**Data**:
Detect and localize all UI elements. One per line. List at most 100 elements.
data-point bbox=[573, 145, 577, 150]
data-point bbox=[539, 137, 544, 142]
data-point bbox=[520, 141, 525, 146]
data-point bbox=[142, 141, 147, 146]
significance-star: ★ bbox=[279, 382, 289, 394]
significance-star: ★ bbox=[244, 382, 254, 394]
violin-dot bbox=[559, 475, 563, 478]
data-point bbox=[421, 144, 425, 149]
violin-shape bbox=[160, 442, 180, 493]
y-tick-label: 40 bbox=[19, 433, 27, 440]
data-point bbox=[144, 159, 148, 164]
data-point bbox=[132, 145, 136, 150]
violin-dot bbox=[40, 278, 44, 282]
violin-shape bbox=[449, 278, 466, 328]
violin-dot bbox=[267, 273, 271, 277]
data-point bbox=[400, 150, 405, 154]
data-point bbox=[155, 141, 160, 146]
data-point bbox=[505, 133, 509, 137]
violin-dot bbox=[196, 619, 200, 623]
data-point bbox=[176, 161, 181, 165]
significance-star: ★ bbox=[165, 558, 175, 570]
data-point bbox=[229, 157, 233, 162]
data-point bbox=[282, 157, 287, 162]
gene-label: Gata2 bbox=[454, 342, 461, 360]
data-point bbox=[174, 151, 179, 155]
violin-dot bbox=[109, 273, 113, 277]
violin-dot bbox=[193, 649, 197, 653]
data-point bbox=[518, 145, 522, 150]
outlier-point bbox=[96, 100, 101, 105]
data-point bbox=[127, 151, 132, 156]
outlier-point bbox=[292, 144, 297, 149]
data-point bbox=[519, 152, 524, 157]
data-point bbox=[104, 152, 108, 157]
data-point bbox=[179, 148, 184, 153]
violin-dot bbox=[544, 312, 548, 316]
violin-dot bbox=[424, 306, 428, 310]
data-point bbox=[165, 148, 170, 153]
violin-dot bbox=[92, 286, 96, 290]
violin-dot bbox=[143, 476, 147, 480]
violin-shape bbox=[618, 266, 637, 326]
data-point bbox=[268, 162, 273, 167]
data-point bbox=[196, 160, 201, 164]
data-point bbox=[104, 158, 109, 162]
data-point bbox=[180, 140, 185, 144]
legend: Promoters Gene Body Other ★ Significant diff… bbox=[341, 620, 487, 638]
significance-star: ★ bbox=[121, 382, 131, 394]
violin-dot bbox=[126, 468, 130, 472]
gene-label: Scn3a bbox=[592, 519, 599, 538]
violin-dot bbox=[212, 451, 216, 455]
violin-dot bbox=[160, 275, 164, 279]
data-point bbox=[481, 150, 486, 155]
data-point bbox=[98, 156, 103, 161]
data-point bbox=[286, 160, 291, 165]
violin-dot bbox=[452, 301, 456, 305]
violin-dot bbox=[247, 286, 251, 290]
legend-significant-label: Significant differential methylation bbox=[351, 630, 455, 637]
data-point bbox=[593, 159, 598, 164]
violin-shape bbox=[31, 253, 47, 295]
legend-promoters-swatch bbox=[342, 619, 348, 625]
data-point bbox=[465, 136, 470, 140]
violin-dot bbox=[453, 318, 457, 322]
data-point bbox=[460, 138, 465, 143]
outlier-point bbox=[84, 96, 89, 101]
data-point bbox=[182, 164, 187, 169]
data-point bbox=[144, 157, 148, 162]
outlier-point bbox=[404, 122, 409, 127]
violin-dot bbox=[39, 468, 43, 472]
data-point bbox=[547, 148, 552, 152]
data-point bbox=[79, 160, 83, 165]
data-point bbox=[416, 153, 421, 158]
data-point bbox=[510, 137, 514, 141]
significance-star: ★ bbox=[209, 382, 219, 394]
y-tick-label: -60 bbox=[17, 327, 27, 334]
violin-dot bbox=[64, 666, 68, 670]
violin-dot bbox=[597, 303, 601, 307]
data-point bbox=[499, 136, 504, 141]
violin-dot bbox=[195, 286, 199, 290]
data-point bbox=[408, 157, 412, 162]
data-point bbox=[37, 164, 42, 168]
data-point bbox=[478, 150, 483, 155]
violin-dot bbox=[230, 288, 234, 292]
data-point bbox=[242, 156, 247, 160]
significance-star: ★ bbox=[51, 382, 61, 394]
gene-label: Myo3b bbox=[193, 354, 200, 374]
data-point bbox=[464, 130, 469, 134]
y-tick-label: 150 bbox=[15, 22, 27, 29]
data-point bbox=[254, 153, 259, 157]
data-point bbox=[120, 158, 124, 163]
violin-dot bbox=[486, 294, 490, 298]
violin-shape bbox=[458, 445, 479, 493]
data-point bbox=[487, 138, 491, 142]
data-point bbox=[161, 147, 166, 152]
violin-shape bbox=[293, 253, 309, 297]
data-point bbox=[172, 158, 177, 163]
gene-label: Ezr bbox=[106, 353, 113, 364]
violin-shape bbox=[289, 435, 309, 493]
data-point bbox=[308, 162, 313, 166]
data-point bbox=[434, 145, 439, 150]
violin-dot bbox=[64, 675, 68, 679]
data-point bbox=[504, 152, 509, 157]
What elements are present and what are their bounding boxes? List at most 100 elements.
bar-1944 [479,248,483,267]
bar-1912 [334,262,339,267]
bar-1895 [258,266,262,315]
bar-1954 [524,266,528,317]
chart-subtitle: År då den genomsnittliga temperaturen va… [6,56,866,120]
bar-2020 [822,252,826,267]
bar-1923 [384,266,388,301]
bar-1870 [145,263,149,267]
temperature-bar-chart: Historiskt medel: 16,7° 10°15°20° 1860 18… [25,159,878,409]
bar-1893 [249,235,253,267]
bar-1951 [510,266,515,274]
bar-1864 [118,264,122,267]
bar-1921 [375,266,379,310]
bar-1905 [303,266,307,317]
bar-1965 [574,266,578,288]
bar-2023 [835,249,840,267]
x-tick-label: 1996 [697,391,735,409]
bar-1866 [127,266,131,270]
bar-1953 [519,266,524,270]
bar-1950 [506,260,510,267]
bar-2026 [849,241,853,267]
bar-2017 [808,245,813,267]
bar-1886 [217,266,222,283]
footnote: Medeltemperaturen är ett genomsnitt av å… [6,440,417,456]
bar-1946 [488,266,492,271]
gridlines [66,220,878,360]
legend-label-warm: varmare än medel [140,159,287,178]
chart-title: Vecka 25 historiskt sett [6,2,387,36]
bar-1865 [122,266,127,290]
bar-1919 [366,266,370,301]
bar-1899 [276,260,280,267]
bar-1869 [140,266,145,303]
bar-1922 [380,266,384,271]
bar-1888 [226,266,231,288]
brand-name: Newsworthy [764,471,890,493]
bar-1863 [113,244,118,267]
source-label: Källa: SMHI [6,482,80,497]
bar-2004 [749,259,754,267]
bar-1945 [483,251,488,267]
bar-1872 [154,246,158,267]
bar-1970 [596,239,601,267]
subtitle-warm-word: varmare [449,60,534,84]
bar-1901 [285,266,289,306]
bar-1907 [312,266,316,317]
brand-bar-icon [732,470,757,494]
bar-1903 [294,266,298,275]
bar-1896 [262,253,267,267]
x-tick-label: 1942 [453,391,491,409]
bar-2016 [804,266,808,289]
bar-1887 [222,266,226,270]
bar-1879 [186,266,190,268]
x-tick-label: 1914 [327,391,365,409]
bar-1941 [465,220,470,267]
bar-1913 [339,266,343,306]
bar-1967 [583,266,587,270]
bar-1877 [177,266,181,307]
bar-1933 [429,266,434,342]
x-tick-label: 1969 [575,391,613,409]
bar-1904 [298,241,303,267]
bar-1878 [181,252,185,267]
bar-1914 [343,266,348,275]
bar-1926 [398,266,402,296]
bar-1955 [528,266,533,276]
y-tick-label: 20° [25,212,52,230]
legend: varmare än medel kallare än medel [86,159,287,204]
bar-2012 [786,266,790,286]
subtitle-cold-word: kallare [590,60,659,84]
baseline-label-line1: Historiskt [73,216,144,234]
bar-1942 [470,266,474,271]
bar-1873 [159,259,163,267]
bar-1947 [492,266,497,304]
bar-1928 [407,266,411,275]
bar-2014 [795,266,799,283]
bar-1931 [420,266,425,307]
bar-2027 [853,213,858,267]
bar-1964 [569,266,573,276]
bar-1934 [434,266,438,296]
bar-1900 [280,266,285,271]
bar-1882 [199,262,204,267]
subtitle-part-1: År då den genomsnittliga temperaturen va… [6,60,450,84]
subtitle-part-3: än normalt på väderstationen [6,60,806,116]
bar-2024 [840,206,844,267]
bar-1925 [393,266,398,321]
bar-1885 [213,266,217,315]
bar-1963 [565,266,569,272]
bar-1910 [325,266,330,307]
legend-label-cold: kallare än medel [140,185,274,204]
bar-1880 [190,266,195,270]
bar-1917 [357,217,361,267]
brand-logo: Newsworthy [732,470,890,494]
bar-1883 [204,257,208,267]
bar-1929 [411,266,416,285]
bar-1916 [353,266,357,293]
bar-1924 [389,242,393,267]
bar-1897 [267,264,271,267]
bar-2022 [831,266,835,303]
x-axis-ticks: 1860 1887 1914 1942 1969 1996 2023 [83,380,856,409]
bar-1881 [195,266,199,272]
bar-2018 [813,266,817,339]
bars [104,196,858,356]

**Exercise goal**: What lines of the material contain "part"? Show them.

**Completed task**:
subtitle-part-1: År då den genomsnittliga temperaturen va… [6,60,450,84]
subtitle-part-3: än normalt på väderstationen [6,60,806,116]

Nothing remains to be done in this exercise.